▸ EXERCISE OBJECTIVE:
Provide nothing but the number of lines containing the string "panel".

▸ RAW RECORDS:

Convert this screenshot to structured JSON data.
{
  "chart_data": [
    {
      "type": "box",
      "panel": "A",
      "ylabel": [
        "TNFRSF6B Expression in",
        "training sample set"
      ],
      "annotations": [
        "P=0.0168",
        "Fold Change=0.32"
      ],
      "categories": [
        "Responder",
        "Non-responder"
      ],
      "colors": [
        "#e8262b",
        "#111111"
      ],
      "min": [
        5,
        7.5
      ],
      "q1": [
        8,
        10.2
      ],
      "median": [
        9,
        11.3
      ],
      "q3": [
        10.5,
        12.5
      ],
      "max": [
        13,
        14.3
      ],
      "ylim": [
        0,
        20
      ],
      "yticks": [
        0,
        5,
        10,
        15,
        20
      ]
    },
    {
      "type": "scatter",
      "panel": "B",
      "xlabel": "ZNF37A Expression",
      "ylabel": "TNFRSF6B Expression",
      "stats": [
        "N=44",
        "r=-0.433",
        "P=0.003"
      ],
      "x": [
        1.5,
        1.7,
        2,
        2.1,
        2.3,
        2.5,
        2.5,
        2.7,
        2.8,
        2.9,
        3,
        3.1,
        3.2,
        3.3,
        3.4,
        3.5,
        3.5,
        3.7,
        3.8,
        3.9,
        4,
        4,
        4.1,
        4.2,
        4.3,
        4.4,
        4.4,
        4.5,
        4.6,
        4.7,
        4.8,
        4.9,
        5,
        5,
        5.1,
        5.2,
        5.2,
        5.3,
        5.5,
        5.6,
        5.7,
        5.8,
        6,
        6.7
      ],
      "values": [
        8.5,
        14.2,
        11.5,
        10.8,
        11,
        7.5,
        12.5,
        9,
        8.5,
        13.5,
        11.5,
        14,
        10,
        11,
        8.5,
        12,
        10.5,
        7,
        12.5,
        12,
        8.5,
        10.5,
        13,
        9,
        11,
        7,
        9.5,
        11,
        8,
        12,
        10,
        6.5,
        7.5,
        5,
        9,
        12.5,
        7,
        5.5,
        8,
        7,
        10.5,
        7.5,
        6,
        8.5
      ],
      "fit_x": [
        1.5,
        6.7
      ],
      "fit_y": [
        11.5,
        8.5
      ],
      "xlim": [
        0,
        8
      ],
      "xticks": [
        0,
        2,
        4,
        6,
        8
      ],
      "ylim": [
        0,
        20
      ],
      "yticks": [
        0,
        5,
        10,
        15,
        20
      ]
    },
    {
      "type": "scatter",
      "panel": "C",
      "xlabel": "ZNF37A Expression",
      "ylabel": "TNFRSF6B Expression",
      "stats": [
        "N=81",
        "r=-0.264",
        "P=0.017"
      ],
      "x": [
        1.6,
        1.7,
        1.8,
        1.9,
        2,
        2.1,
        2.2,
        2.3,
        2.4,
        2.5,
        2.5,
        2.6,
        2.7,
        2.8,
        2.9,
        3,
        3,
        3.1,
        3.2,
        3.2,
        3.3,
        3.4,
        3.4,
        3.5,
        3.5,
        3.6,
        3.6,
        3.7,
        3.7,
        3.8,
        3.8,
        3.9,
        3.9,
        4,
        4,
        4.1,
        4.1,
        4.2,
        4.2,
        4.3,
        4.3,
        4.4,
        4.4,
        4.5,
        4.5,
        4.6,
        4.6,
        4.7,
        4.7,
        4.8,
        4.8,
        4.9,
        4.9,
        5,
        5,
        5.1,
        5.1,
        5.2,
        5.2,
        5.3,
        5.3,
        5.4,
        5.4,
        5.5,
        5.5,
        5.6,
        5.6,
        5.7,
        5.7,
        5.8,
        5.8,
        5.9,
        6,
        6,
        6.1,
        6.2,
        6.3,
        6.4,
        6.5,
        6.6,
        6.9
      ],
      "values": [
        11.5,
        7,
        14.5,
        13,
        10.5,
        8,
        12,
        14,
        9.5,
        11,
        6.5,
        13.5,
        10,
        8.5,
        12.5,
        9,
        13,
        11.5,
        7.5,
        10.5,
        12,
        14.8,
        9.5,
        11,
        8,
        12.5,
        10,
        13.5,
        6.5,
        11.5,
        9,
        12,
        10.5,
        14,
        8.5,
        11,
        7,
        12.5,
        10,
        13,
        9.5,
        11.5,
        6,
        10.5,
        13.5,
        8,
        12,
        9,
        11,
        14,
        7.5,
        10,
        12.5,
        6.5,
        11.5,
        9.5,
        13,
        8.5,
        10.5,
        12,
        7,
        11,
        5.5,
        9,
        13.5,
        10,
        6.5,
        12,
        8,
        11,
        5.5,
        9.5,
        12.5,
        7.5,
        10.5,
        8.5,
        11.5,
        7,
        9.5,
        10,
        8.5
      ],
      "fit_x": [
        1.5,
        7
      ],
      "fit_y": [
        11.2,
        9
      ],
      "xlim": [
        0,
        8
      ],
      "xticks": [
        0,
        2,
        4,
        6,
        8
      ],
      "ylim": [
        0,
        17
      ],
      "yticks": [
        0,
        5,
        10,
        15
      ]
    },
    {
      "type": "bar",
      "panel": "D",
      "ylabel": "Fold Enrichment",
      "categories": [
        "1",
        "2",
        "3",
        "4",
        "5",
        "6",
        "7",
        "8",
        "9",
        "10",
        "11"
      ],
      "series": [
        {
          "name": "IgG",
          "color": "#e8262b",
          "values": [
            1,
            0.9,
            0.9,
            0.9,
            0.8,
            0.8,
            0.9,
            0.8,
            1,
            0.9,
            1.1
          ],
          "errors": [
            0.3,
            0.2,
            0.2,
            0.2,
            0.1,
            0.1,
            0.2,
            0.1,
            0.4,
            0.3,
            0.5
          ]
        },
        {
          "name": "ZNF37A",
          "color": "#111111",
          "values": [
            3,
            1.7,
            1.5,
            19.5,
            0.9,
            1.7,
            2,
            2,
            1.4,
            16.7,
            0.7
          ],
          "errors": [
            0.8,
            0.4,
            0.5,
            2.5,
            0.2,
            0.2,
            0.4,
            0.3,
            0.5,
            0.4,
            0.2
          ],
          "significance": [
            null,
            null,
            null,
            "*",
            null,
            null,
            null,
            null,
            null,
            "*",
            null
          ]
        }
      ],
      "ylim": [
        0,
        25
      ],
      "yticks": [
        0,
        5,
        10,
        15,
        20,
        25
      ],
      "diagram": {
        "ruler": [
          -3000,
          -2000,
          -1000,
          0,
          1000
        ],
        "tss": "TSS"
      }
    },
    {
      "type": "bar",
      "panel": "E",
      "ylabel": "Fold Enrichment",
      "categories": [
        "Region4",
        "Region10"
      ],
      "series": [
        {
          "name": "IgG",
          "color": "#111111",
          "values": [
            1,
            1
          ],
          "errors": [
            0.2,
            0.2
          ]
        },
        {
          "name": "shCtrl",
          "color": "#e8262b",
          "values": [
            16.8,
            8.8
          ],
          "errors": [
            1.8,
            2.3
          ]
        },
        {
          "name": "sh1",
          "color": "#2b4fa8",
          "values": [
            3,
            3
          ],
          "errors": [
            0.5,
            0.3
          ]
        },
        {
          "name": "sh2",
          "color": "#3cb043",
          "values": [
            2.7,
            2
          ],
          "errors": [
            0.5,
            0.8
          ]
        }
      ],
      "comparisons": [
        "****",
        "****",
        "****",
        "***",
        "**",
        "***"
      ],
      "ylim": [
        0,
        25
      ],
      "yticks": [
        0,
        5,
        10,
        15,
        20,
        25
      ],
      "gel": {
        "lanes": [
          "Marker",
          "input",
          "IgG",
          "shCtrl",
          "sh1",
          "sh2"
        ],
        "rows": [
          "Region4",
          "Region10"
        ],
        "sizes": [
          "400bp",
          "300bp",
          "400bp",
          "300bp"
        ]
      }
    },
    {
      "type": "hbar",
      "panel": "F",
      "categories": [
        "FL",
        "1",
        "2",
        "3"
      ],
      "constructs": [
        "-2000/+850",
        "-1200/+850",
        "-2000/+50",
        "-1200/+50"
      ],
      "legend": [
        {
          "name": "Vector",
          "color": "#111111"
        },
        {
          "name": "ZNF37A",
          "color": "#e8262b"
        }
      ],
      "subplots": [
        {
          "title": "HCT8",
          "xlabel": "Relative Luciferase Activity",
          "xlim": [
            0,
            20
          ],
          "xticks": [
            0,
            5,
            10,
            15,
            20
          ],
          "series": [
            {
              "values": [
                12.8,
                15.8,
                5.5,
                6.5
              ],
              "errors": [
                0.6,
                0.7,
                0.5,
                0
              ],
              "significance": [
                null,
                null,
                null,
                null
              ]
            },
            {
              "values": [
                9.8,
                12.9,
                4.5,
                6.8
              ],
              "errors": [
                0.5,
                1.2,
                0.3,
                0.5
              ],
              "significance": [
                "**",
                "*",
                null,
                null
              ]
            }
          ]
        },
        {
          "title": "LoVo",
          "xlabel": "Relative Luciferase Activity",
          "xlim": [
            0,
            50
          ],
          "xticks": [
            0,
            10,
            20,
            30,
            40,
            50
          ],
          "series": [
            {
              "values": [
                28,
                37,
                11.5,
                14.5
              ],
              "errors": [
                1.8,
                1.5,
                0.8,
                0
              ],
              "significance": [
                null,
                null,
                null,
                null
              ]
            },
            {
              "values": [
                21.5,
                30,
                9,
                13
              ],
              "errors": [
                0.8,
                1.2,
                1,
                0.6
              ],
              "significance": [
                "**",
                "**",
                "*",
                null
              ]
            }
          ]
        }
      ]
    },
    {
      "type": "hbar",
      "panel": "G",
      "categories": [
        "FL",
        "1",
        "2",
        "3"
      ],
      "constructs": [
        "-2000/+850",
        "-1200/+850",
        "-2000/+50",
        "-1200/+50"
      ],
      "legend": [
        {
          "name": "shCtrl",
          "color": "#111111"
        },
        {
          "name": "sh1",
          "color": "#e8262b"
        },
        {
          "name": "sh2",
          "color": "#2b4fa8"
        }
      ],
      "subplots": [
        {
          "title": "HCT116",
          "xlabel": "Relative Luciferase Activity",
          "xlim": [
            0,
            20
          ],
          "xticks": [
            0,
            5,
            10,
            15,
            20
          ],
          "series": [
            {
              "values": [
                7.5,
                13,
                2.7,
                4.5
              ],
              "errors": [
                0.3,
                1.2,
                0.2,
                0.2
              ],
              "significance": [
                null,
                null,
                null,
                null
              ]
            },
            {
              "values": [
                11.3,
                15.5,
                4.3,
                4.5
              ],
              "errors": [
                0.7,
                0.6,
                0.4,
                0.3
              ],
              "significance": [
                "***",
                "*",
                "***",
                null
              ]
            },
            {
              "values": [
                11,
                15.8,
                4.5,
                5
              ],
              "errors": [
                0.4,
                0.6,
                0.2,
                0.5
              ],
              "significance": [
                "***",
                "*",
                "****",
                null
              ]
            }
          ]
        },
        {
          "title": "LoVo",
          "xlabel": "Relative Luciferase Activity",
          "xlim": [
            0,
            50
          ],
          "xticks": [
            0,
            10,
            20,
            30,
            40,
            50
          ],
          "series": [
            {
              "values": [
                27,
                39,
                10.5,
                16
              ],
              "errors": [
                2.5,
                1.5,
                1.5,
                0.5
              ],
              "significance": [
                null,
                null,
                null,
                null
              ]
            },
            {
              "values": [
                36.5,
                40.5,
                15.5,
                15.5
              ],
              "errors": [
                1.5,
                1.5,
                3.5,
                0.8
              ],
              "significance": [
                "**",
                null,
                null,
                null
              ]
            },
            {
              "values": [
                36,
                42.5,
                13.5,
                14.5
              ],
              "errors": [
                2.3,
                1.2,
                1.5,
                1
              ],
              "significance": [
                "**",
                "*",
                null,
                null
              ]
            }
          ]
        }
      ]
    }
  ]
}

▸ RESULT FOR THIS TASK:
7